### What is asked
How many lines in the entries below contain the word "Towel"? Reply with the number alone.

### Stored rows
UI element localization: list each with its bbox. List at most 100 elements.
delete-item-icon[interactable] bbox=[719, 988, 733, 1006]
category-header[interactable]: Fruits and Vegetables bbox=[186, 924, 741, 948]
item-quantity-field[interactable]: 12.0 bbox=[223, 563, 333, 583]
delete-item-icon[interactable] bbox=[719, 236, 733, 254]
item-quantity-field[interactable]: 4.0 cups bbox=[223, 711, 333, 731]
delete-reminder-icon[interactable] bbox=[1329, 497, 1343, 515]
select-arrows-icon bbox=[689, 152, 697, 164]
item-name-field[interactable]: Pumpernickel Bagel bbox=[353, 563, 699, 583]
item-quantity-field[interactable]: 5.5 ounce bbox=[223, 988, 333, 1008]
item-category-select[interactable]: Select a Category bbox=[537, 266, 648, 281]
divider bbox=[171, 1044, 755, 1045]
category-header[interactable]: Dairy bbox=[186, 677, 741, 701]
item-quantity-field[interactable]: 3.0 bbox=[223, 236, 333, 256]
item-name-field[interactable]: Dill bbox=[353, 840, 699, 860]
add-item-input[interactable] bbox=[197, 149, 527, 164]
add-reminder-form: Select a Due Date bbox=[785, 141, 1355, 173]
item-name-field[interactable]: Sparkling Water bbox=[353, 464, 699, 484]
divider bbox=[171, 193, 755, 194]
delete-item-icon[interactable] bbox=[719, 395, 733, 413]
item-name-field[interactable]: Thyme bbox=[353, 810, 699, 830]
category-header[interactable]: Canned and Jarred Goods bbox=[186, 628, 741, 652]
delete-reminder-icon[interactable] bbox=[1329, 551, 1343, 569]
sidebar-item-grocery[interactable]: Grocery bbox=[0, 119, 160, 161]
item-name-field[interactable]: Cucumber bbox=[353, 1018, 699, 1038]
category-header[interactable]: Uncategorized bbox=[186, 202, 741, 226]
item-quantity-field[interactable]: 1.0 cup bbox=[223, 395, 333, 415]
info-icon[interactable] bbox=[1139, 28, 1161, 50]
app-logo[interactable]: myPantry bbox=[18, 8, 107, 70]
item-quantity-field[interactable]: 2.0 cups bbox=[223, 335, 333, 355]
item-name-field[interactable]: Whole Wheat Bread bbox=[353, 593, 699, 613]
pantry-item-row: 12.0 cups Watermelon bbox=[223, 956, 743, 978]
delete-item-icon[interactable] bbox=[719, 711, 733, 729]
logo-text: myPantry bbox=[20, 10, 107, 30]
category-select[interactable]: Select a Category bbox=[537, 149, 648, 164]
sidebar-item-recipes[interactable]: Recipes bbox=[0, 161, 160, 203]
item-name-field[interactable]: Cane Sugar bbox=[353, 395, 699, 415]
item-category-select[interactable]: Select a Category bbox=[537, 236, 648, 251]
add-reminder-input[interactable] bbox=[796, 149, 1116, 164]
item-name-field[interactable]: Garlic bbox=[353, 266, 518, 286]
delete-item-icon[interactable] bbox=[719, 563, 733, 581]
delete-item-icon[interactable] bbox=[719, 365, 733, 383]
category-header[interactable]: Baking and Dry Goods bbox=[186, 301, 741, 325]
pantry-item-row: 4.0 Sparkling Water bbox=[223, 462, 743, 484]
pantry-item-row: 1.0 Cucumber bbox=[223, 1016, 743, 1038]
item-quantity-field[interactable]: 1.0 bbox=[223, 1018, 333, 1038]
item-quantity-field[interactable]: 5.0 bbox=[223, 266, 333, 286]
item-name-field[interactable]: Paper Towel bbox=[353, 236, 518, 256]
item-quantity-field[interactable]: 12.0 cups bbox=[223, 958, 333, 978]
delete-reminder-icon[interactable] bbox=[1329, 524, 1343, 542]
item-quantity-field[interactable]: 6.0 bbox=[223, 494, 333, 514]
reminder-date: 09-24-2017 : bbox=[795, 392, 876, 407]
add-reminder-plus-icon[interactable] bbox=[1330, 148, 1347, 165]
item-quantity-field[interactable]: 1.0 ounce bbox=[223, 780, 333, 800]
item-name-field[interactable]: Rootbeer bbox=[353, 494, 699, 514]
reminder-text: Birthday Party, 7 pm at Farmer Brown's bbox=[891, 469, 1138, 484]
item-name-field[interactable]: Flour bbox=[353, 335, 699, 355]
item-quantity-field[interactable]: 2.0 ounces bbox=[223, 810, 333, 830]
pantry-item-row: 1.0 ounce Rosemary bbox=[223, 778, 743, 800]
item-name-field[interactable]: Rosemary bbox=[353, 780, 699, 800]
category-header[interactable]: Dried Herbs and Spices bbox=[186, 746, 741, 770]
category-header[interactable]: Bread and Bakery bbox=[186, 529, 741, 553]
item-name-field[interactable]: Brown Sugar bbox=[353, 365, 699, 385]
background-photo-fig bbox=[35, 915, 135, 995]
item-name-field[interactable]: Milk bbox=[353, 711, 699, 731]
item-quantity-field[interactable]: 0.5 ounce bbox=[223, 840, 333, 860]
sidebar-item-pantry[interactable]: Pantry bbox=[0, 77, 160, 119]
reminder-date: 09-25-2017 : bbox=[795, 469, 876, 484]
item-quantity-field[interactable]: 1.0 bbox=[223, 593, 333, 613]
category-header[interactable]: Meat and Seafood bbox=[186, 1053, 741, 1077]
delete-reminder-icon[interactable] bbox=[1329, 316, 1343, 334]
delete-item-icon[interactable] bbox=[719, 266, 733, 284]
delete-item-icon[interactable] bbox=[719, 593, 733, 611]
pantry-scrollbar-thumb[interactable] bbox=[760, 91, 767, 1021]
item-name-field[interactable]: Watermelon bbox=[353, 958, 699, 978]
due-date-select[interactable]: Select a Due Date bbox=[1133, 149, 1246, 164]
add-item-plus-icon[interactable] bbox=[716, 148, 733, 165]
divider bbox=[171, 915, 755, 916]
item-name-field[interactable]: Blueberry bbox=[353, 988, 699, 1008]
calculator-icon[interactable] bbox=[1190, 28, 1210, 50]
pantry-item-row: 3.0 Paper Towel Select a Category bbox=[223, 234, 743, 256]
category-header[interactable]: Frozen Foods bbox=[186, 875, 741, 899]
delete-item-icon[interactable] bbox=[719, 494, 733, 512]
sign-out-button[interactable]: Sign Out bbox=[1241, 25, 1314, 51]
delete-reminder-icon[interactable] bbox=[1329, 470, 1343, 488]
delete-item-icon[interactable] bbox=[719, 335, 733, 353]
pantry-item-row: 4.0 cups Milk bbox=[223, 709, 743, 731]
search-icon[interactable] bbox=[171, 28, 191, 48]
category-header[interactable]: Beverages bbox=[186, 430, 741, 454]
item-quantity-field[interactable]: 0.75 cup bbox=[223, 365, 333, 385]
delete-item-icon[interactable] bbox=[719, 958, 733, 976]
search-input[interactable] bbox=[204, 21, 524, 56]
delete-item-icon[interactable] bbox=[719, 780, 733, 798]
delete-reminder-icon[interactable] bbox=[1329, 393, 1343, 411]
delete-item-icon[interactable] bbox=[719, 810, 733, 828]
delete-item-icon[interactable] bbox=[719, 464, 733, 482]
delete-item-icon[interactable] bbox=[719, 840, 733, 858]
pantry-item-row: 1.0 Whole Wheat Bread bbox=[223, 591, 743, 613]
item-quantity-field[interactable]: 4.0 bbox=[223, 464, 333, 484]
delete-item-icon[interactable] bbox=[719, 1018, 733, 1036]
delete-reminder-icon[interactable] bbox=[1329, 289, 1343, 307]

### Correct result
2